**Your instructions:** Read the lines below. Copy out any that hold the string "Cabaj".

Data entries
## START

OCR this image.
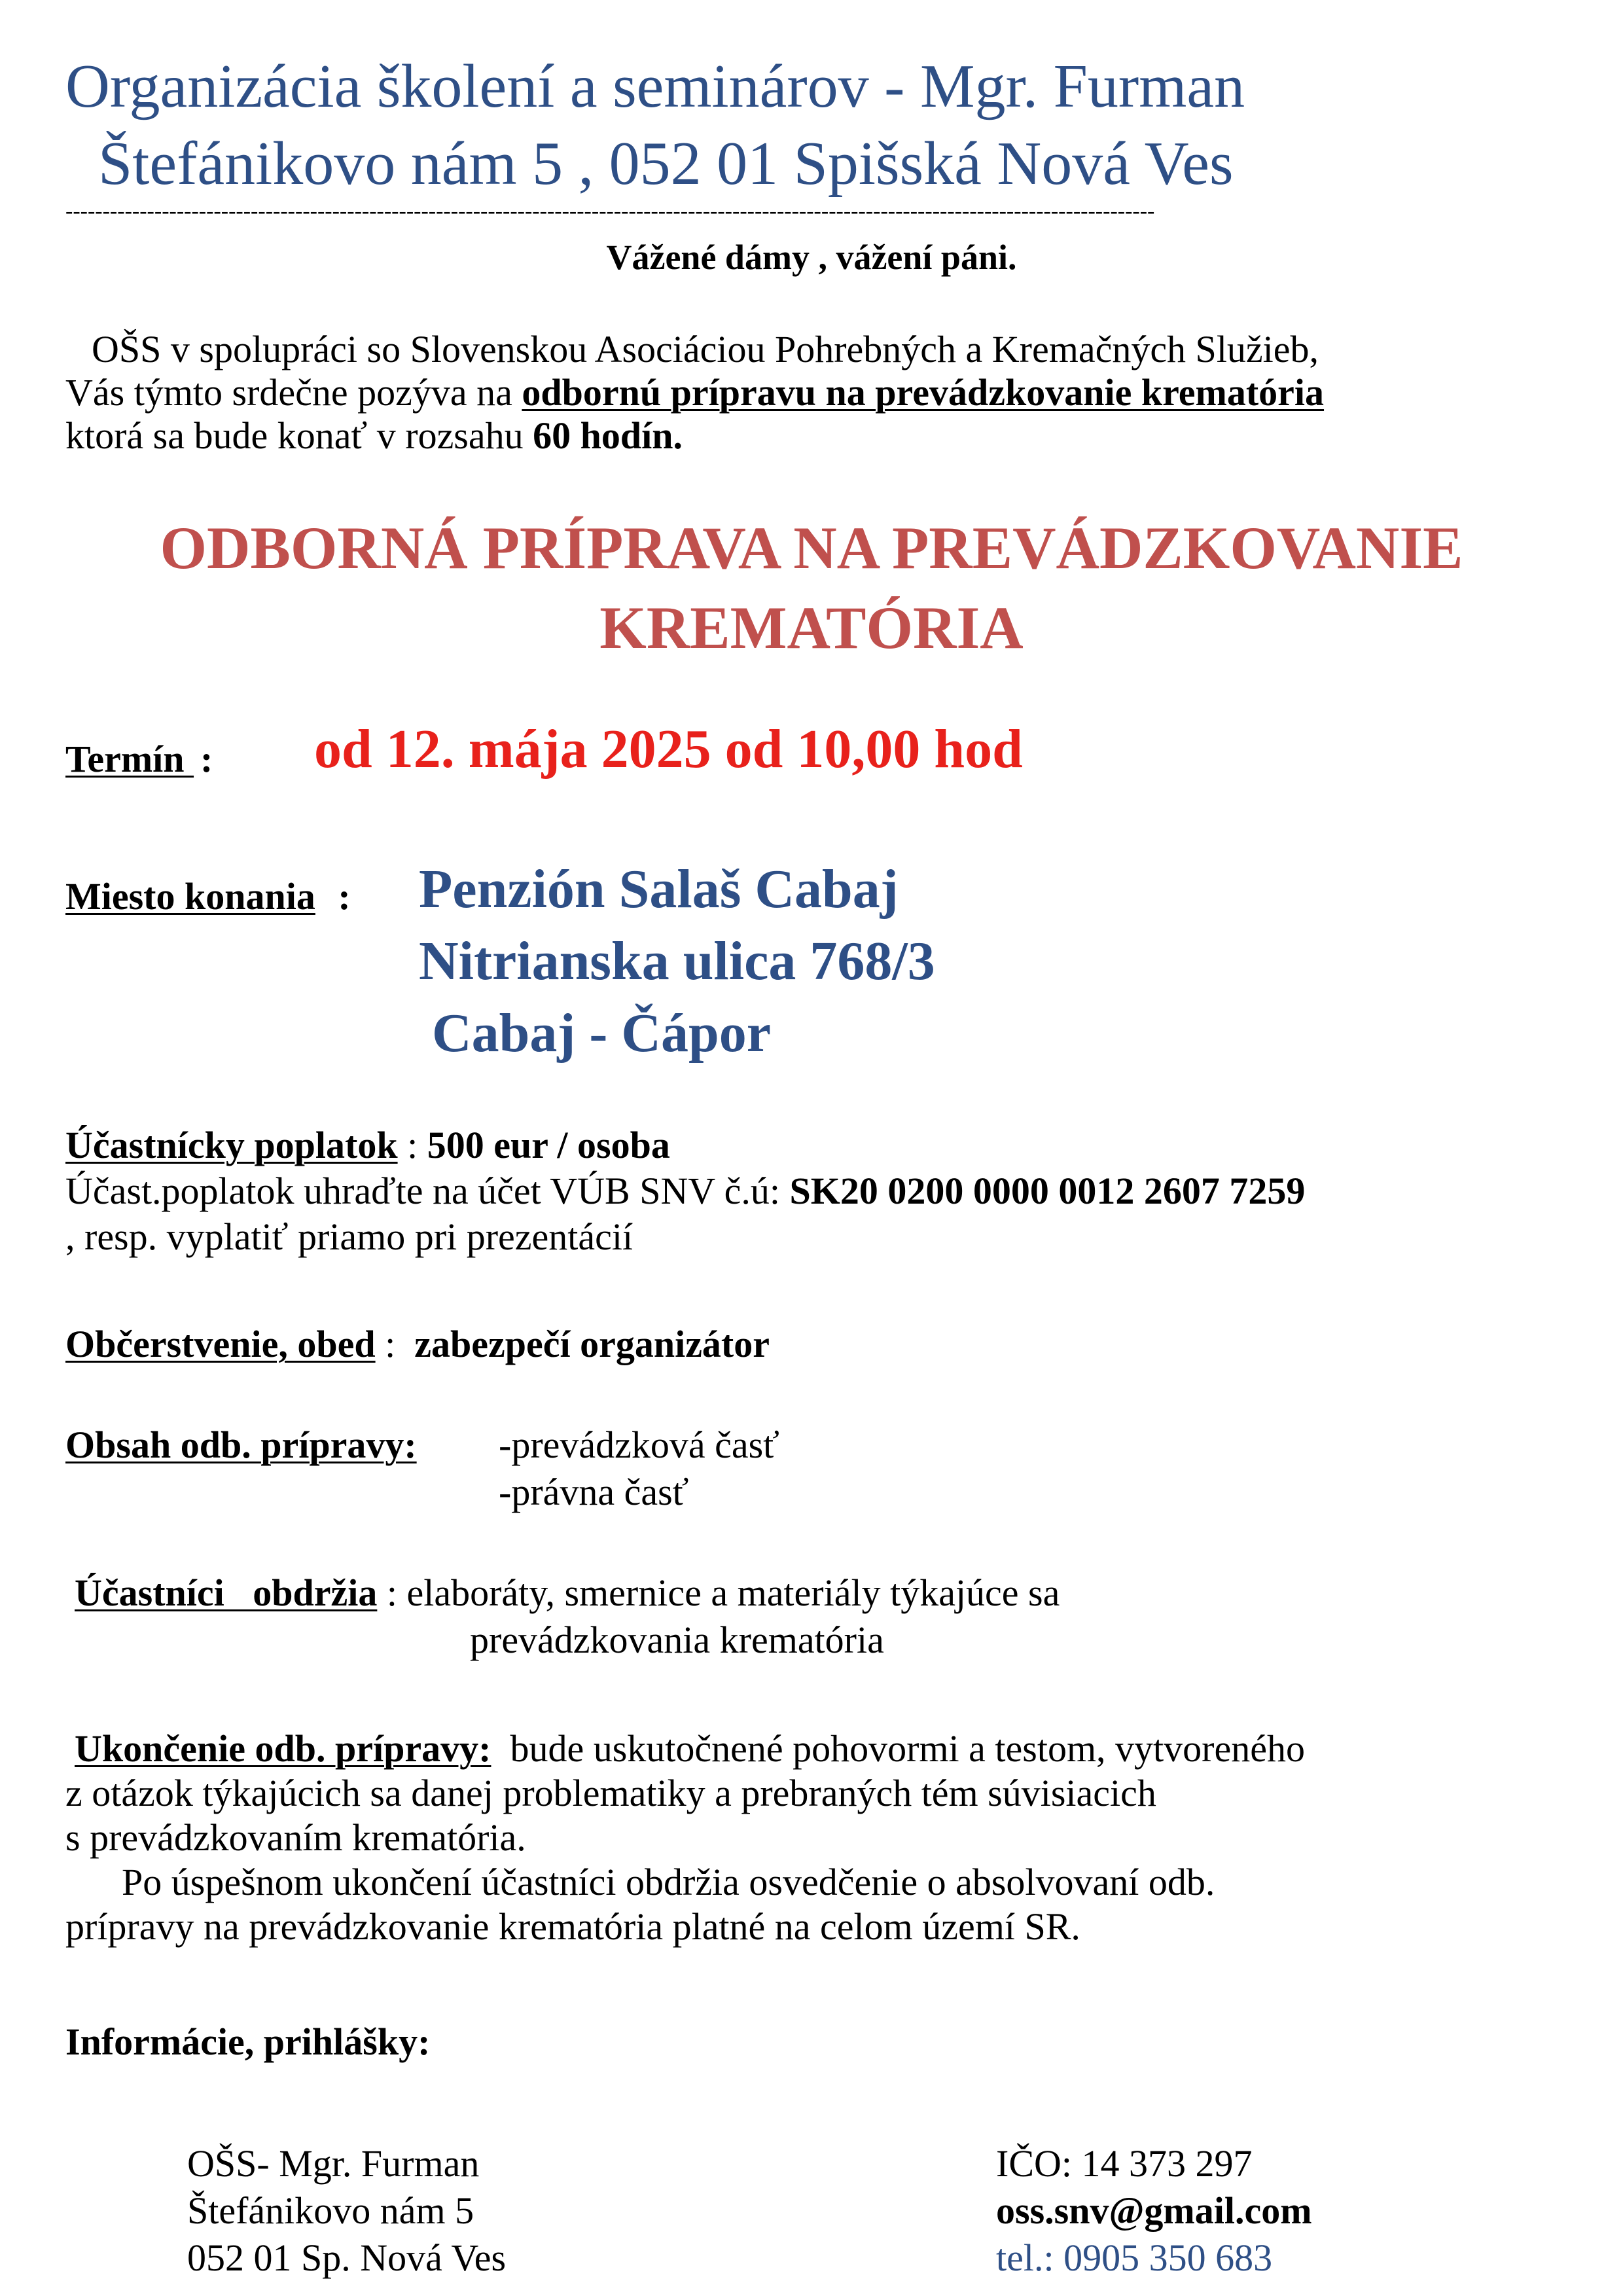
Organizácia školení a seminárov - Mgr. Furman
Štefánikovo nám 5 , 052 01 Spišská Nová Ves
---------------------------------------------------------------------------------------------------------------------------------------------------
Vážené dámy , vážení páni.
OŠS v spolupráci so Slovenskou Asociáciou Pohrebných a Kremačných Služieb,
Vás týmto srdečne pozýva na odbornú prípravu na prevádzkovanie krematória
ktorá sa bude konať v rozsahu 60 hodín.
ODBORNÁ PRÍPRAVA NA PREVÁDZKOVANIE
KREMATÓRIA
Termín : od 12. mája 2025 od 10,00 hod
Miesto konania : Penzión Salaš Cabaj
Nitrianska ulica 768/3
Cabaj - Čápor
Účastnícky poplatok : 500 eur / osoba
Účast.poplatok uhraďte na účet VÚB SNV č.ú: SK20 0200 0000 0012 2607 7259
, resp. vyplatiť priamo pri prezentácií
Občerstvenie, obed :  zabezpečí organizátor
Obsah odb. prípravy: -prevádzková časť
-právna časť
Účastníci   obdržia : elaboráty, smernice a materiály týkajúce sa
prevádzkovania krematória
Ukončenie odb. prípravy:  bude uskutočnené pohovormi a testom, vytvoreného
z otázok týkajúcich sa danej problematiky a prebraných tém súvisiacich
s prevádzkovaním krematória.
Po úspešnom ukončení účastníci obdržia osvedčenie o absolvovaní odb.
prípravy na prevádzkovanie krematória platné na celom území SR.
Informácie, prihlášky:
OŠS- Mgr. Furman
Štefánikovo nám 5
052 01 Sp. Nová Ves
IČO: 14 373 297
oss.snv@gmail.com
tel.: 0905 350 683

## END

**Written solution:**
Miesto konania : Penzión Salaš Cabaj
Cabaj - Čápor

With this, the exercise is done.